--- start of Records for the task ---

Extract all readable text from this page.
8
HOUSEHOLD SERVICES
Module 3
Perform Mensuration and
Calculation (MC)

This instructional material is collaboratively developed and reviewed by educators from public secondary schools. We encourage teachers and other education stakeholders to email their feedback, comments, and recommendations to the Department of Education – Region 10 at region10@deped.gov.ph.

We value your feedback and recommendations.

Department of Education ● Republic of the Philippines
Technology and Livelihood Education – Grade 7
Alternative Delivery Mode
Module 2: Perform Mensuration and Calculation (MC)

--- end of Records for the task ---
--- start of Records for the task ---

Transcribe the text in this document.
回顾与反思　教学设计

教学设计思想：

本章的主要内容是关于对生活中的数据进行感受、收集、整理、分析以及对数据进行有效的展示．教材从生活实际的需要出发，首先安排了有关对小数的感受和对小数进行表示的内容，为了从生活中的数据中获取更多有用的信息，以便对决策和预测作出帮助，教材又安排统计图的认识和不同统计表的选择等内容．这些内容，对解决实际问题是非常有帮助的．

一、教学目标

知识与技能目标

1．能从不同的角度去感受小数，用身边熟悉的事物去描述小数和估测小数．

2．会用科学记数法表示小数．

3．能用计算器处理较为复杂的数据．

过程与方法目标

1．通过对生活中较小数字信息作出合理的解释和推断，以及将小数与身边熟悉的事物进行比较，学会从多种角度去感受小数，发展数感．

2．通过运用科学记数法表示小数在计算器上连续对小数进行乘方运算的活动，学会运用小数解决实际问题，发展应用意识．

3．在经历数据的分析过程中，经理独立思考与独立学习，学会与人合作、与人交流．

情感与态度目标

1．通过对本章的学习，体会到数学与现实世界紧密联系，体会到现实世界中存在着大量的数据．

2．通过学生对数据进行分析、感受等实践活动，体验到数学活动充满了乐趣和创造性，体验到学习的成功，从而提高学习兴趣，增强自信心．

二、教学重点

--- end of Records for the task ---

* [Directions] Using the records above, pull out each line where the word "Perform" occurs.

* [Result of this exercise]
Perform Mensuration and
Module 2: Perform Mensuration and Calculation (MC)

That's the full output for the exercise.